--- WHAT IS REQUIRED ---
Gather every line of the material below that contains the word "detector", and reproduce each such line in full.

--- TASK MATERIAL ---
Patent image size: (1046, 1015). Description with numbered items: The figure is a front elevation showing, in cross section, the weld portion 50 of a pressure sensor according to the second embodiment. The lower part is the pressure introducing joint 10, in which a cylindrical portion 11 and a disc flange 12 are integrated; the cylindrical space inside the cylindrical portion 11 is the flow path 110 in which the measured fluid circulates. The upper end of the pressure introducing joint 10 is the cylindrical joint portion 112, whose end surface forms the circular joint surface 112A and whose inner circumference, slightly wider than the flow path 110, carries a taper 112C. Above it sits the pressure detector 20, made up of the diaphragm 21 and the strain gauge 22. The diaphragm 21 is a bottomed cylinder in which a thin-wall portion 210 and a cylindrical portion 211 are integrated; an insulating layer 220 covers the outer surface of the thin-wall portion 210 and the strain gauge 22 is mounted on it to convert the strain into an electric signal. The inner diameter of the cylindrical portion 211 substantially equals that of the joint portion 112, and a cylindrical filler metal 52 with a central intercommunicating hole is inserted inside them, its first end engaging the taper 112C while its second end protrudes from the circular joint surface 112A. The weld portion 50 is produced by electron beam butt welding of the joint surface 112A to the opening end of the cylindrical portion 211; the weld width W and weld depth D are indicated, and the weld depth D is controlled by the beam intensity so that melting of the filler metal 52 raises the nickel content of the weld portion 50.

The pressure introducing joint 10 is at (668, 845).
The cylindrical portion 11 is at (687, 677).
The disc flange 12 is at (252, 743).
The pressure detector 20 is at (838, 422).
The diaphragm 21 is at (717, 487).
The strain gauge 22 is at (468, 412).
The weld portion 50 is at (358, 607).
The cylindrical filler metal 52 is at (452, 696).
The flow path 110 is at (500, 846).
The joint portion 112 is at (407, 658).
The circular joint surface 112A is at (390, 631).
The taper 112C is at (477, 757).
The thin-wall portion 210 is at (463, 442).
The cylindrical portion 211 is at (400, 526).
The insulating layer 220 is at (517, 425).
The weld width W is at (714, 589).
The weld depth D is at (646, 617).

--- SOLUTION FOR THIS TASK ---
Patent image size: (1046, 1015). Description with numbered items: The figure is a front elevation showing, in cross section, the weld portion 50 of a pressure sensor according to the second embodiment. The lower part is the pressure introducing joint 10, in which a cylindrical portion 11 and a disc flange 12 are integrated; the cylindrical space inside the cylindrical portion 11 is the flow path 110 in which the measured fluid circulates. The upper end of the pressure introducing joint 10 is the cylindrical joint portion 112, whose end surface forms the circular joint surface 112A and whose inner circumference, slightly wider than the flow path 110, carries a taper 112C. Above it sits the pressure detector 20, made up of the diaphragm 21 and the strain gauge 22. The diaphragm 21 is a bottomed cylinder in which a thin-wall portion 210 and a cylindrical portion 211 are integrated; an insulating layer 220 covers the outer surface of the thin-wall portion 210 and the strain gauge 22 is mounted on it to convert the strain into an electric signal. The inner diameter of the cylindrical portion 211 substantially equals that of the joint portion 112, and a cylindrical filler metal 52 with a central intercommunicating hole is inserted inside them, its first end engaging the taper 112C while its second end protrudes from the circular joint surface 112A. The weld portion 50 is produced by electron beam butt welding of the joint surface 112A to the opening end of the cylindrical portion 211; the weld width W and weld depth D are indicated, and the weld depth D is controlled by the beam intensity so that melting of the filler metal 52 raises the nickel content of the weld portion 50.
The pressure detector 20 is at (838, 422).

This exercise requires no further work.